Read through the entries below and return each line with the word "this".

━━━ Supplied records

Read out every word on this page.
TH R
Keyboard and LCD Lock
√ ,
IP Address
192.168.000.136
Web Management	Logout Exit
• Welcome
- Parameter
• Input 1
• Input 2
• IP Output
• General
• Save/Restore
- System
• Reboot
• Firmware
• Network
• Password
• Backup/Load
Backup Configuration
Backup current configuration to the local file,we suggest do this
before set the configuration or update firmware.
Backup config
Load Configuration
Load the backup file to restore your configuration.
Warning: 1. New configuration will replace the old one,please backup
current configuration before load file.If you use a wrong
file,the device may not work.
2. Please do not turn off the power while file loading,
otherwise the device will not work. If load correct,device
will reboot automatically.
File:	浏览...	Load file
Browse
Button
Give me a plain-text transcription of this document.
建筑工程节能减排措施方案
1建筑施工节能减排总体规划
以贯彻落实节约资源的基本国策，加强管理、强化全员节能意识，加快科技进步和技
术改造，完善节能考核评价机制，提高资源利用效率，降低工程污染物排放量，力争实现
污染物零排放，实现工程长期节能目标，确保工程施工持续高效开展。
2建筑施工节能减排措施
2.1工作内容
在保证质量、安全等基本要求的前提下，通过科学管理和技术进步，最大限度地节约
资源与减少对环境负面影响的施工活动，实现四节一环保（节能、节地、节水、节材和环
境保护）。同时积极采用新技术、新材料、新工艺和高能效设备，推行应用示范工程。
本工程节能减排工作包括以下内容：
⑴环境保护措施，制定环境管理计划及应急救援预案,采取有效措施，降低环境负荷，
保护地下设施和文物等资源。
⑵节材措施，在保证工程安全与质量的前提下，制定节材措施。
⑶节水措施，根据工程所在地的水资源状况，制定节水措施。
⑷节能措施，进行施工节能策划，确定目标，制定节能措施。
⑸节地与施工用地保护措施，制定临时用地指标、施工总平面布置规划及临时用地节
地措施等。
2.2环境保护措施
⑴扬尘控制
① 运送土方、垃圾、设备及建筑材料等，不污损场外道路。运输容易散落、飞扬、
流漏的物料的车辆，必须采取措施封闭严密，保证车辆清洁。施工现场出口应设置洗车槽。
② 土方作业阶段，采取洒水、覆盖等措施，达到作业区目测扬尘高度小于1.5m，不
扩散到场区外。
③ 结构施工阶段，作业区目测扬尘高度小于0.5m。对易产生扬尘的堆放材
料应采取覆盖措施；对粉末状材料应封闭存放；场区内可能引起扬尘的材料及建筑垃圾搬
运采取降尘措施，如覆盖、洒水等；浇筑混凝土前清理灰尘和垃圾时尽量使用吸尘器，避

━━━━━━

## Exercise response
Read out every word on this page.
Backup current configuration to the local file,we suggest do this
Give me a plain-text transcription of this document.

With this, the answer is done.